Starting from the line containing "What does this", write out every remaining line exactly, the last one included.

(Collected data)

- - -

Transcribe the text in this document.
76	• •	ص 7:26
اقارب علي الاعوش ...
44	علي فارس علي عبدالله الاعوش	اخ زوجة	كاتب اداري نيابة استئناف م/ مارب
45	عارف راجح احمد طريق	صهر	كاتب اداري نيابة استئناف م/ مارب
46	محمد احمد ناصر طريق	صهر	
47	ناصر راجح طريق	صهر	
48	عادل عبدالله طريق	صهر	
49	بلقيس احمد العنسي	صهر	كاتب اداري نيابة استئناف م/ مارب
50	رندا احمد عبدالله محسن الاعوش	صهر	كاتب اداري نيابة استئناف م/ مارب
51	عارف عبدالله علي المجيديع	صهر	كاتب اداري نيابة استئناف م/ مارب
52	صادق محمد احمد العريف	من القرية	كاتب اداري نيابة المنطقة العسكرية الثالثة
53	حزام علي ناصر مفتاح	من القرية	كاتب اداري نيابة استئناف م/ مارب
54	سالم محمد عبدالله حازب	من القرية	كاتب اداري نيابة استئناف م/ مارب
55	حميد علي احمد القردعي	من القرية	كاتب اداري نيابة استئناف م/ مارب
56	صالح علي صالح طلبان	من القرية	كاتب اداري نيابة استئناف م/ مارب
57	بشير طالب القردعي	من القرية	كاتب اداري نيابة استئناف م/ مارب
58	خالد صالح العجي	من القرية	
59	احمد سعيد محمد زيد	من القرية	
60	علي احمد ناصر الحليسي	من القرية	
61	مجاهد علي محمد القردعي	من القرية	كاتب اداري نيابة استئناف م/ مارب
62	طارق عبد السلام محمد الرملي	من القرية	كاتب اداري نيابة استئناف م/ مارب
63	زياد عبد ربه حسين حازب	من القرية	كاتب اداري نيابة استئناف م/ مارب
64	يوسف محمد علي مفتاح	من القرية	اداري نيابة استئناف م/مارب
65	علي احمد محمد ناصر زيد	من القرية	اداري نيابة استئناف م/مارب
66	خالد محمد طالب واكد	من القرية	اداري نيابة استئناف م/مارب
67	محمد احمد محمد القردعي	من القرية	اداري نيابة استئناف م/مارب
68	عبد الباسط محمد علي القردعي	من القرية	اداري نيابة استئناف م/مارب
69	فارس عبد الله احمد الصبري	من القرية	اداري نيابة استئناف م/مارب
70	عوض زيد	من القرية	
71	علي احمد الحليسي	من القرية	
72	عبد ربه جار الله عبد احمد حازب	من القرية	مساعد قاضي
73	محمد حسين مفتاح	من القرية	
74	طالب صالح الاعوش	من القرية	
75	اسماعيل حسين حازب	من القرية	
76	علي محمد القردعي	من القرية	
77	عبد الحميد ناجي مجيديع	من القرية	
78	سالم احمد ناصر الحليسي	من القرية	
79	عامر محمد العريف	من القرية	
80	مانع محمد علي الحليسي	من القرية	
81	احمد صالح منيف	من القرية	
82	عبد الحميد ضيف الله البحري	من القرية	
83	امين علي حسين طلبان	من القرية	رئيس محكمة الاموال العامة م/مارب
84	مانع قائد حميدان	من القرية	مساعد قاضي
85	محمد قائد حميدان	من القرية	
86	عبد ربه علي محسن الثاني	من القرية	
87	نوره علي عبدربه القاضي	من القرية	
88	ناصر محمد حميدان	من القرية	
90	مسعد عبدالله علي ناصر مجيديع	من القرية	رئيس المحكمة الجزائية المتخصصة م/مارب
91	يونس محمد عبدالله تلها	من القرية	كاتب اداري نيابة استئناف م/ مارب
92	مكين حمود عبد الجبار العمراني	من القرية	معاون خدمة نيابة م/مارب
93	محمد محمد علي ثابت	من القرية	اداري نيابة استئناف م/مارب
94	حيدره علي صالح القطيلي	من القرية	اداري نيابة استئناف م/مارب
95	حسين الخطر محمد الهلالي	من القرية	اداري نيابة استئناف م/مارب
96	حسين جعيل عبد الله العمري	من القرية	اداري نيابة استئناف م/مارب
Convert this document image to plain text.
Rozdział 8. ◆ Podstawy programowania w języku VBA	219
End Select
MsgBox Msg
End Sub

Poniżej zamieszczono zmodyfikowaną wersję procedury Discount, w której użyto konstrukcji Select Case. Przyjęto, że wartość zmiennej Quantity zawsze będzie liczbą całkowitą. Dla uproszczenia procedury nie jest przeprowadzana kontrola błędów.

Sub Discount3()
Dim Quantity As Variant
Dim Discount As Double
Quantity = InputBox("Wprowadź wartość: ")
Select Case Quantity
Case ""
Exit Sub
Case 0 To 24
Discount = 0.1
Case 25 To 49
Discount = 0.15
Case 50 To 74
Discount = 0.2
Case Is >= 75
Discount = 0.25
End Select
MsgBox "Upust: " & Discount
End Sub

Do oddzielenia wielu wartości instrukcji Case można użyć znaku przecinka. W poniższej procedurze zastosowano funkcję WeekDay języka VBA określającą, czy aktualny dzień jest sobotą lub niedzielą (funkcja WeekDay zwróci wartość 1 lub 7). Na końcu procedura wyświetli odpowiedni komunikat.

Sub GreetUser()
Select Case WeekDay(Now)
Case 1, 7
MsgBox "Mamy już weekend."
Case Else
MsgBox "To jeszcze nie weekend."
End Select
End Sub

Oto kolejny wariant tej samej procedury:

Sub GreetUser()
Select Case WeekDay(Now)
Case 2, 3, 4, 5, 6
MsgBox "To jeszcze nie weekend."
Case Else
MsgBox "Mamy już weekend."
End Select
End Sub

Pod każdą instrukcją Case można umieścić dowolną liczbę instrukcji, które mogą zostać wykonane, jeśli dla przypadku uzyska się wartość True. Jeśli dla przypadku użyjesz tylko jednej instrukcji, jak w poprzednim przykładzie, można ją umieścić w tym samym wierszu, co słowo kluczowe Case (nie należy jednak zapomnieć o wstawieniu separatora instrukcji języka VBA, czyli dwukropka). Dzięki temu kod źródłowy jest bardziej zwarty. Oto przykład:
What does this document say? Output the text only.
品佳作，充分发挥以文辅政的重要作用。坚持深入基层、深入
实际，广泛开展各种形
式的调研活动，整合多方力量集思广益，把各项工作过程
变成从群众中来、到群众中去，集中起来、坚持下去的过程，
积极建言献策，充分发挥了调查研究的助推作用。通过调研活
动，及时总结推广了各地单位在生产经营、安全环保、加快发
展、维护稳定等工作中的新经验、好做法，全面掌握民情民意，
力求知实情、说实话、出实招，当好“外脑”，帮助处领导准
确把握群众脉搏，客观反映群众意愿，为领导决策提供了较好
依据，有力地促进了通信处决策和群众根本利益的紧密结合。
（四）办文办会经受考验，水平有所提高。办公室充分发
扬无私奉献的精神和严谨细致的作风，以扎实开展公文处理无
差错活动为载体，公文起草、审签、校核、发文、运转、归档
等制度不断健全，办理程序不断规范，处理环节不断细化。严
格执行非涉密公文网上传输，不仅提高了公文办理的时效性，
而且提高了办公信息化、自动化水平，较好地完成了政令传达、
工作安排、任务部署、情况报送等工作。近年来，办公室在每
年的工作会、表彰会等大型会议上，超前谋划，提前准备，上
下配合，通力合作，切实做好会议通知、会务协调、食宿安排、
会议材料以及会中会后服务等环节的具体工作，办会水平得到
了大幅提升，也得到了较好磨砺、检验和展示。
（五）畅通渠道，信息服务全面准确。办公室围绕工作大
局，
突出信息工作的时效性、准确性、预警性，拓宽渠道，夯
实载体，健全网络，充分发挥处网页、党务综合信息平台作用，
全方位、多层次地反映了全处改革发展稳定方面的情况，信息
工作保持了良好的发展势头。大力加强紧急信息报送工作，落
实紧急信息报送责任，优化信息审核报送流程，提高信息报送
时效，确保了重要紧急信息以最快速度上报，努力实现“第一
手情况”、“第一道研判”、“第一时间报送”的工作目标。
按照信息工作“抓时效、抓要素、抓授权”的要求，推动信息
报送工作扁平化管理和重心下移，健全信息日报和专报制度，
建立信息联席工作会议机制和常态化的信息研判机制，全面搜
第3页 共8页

- - -

_SOLUTION FOR THIS PROBLEM:_
What does this document say? Output the text only.
品佳作，充分发挥以文辅政的重要作用。坚持深入基层、深入
实际，广泛开展各种形
式的调研活动，整合多方力量集思广益，把各项工作过程
变成从群众中来、到群众中去，集中起来、坚持下去的过程，
积极建言献策，充分发挥了调查研究的助推作用。通过调研活
动，及时总结推广了各地单位在生产经营、安全环保、加快发
展、维护稳定等工作中的新经验、好做法，全面掌握民情民意，
力求知实情、说实话、出实招，当好“外脑”，帮助处领导准
确把握群众脉搏，客观反映群众意愿，为领导决策提供了较好
依据，有力地促进了通信处决策和群众根本利益的紧密结合。
（四）办文办会经受考验，水平有所提高。办公室充分发
扬无私奉献的精神和严谨细致的作风，以扎实开展公文处理无
差错活动为载体，公文起草、审签、校核、发文、运转、归档
等制度不断健全，办理程序不断规范，处理环节不断细化。严
格执行非涉密公文网上传输，不仅提高了公文办理的时效性，
而且提高了办公信息化、自动化水平，较好地完成了政令传达、
工作安排、任务部署、情况报送等工作。近年来，办公室在每
年的工作会、表彰会等大型会议上，超前谋划，提前准备，上
下配合，通力合作，切实做好会议通知、会务协调、食宿安排、
会议材料以及会中会后服务等环节的具体工作，办会水平得到
了大幅提升，也得到了较好磨砺、检验和展示。
（五）畅通渠道，信息服务全面准确。办公室围绕工作大
局，
突出信息工作的时效性、准确性、预警性，拓宽渠道，夯
实载体，健全网络，充分发挥处网页、党务综合信息平台作用，
全方位、多层次地反映了全处改革发展稳定方面的情况，信息
工作保持了良好的发展势头。大力加强紧急信息报送工作，落
实紧急信息报送责任，优化信息审核报送流程，提高信息报送
时效，确保了重要紧急信息以最快速度上报，努力实现“第一
手情况”、“第一道研判”、“第一时间报送”的工作目标。
按照信息工作“抓时效、抓要素、抓授权”的要求，推动信息
报送工作扁平化管理和重心下移，健全信息日报和专报制度，
建立信息联席工作会议机制和常态化的信息研判机制，全面搜
第3页 共8页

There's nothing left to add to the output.